# [Records to use]
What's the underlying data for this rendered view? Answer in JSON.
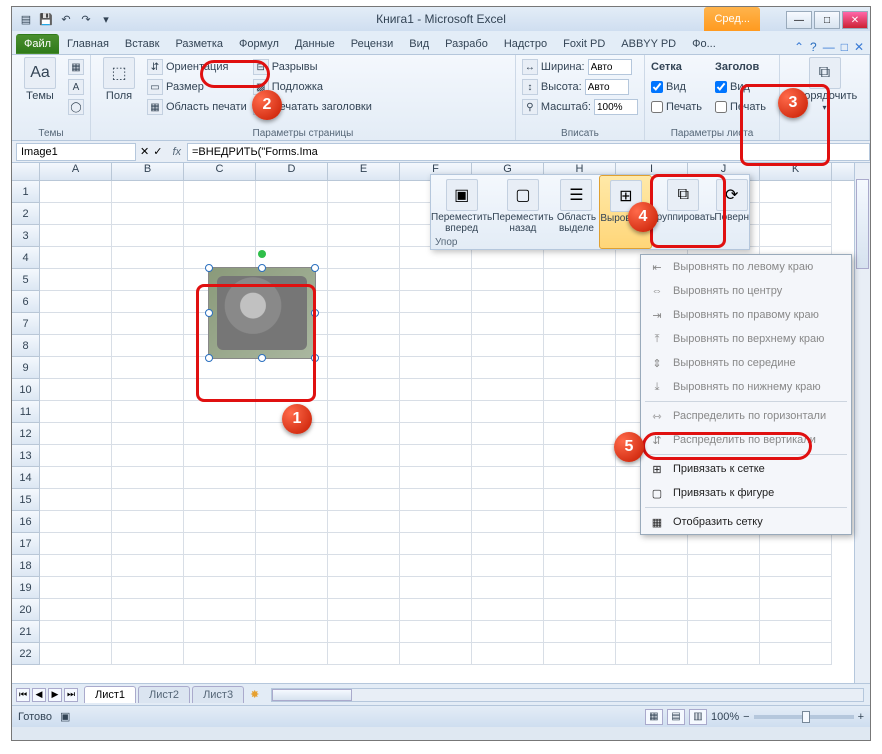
{
  "title": "Книга1 - Microsoft Excel",
  "context_tab": "Сред...",
  "tabs": {
    "file": "Файл",
    "items": [
      "Главная",
      "Вставк",
      "Разметка",
      "Формул",
      "Данные",
      "Рецензи",
      "Вид",
      "Разрабо",
      "Надстро",
      "Foxit PD",
      "ABBYY PD",
      "Фо..."
    ]
  },
  "ribbon": {
    "themes": {
      "big": "Темы",
      "title": "Темы"
    },
    "page": {
      "big": "Поля",
      "rows": [
        "Ориентация",
        "Размер",
        "Область печати"
      ],
      "rows2": [
        "Разрывы",
        "Подложка",
        "Печатать заголовки"
      ],
      "title": "Параметры страницы"
    },
    "fit": {
      "w": "Ширина:",
      "h": "Высота:",
      "s": "Масштаб:",
      "wa": "Авто",
      "ha": "Авто",
      "sv": "100%",
      "title": "Вписать"
    },
    "sheet": {
      "grid": "Сетка",
      "head": "Заголов",
      "view": "Вид",
      "print": "Печать",
      "title": "Параметры листа"
    },
    "arrange": {
      "label": "Упорядочить"
    }
  },
  "fbar": {
    "name": "Image1",
    "formula": "=ВНЕДРИТЬ(\"Forms.Ima"
  },
  "arrange_popup": {
    "items": [
      "Переместить вперед",
      "Переместить назад",
      "Область выделе",
      "Выровнять",
      "Группировать",
      "Поверн"
    ],
    "group": "Упор"
  },
  "align_menu": {
    "items": [
      "Выровнять по левому краю",
      "Выровнять по центру",
      "Выровнять по правому краю",
      "Выровнять по верхнему краю",
      "Выровнять по середине",
      "Выровнять по нижнему краю",
      "Распределить по горизонтали",
      "Распределить по вертикали",
      "Привязать к сетке",
      "Привязать к фигуре",
      "Отобразить сетку"
    ]
  },
  "cols": [
    "A",
    "B",
    "C",
    "D",
    "E",
    "F",
    "G",
    "H",
    "I",
    "J",
    "K"
  ],
  "rows": 22,
  "sheets": {
    "active": "Лист1",
    "others": [
      "Лист2",
      "Лист3"
    ]
  },
  "status": {
    "ready": "Готово",
    "zoom": "100%"
  },
  "badges": {
    "1": "1",
    "2": "2",
    "3": "3",
    "4": "4",
    "5": "5"
  }
}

# [Aim]
Give back the entries verbatim. Do not include any picture.

# [Answer to this task]
What's the underlying data for this rendered view? Answer in JSON.
{
  "title": "Книга1 - Microsoft Excel",
  "context_tab": "Сред...",
  "tabs": {
    "file": "Файл",
    "items": [
      "Главная",
      "Вставк",
      "Разметка",
      "Формул",
      "Данные",
      "Рецензи",
      "Вид",
      "Разрабо",
      "Надстро",
      "Foxit PD",
      "ABBYY PD",
      "Фо..."
    ]
  },
  "ribbon": {
    "themes": {
      "big": "Темы",
      "title": "Темы"
    },
    "page": {
      "big": "Поля",
      "rows": [
        "Ориентация",
        "Размер",
        "Область печати"
      ],
      "rows2": [
        "Разрывы",
        "Подложка",
        "Печатать заголовки"
      ],
      "title": "Параметры страницы"
    },
    "fit": {
      "w": "Ширина:",
      "h": "Высота:",
      "s": "Масштаб:",
      "wa": "Авто",
      "ha": "Авто",
      "sv": "100%",
      "title": "Вписать"
    },
    "sheet": {
      "grid": "Сетка",
      "head": "Заголов",
      "view": "Вид",
      "print": "Печать",
      "title": "Параметры листа"
    },
    "arrange": {
      "label": "Упорядочить"
    }
  },
  "fbar": {
    "name": "Image1",
    "formula": "=ВНЕДРИТЬ(\"Forms.Ima"
  },
  "arrange_popup": {
    "items": [
      "Переместить вперед",
      "Переместить назад",
      "Область выделе",
      "Выровнять",
      "Группировать",
      "Поверн"
    ],
    "group": "Упор"
  },
  "align_menu": {
    "items": [
      "Выровнять по левому краю",
      "Выровнять по центру",
      "Выровнять по правому краю",
      "Выровнять по верхнему краю",
      "Выровнять по середине",
      "Выровнять по нижнему краю",
      "Распределить по горизонтали",
      "Распределить по вертикали",
      "Привязать к сетке",
      "Привязать к фигуре",
      "Отобразить сетку"
    ]
  },
  "cols": [
    "A",
    "B",
    "C",
    "D",
    "E",
    "F",
    "G",
    "H",
    "I",
    "J",
    "K"
  ],
  "rows": 22,
  "sheets": {
    "active": "Лист1",
    "others": [
      "Лист2",
      "Лист3"
    ]
  },
  "status": {
    "ready": "Готово",
    "zoom": "100%"
  },
  "badges": {
    "1": "1",
    "2": "2",
    "3": "3",
    "4": "4",
    "5": "5"
  }
}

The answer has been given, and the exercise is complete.